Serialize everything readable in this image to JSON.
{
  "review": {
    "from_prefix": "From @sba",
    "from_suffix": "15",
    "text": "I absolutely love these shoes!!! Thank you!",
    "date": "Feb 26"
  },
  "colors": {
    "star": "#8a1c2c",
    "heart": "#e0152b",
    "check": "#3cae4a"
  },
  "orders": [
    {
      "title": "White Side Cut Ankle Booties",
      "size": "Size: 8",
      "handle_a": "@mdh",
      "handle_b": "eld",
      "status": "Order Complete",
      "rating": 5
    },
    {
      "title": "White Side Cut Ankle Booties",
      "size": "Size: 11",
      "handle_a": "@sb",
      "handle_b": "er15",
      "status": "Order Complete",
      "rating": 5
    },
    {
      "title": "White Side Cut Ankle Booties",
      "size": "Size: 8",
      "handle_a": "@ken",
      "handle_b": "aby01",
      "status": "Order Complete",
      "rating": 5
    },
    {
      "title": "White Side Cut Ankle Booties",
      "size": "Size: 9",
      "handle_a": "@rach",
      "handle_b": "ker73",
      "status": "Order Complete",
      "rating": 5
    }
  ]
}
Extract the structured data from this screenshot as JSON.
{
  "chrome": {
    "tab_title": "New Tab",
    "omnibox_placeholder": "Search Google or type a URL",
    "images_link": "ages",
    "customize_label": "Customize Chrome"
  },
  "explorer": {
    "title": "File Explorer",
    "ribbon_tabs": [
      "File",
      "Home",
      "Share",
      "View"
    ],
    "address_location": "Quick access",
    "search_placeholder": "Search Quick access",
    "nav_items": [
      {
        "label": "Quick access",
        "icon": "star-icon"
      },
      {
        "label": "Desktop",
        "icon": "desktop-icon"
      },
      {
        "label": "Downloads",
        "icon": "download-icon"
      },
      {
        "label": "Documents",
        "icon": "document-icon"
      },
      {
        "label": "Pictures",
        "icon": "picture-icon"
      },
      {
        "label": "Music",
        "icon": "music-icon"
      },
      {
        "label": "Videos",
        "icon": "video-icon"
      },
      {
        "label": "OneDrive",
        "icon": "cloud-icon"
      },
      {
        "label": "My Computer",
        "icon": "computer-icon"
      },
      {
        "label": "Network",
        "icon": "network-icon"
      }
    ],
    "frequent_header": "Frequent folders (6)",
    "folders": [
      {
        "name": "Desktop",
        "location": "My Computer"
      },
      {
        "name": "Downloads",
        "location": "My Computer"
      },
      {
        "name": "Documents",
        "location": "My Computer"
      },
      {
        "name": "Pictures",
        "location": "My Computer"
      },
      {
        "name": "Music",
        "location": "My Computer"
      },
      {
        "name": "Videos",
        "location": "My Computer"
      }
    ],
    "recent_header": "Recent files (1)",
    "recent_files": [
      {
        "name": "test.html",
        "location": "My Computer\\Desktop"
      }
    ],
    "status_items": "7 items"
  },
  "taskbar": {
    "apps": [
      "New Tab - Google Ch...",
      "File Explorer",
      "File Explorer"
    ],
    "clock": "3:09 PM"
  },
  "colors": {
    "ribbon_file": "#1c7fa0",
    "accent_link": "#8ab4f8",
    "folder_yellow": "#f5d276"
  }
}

::::

- **What you should do**:
Provide the count, and nothing else, of lines in the data above where the word "Search" occurs.

- **Response to the exercise**:
2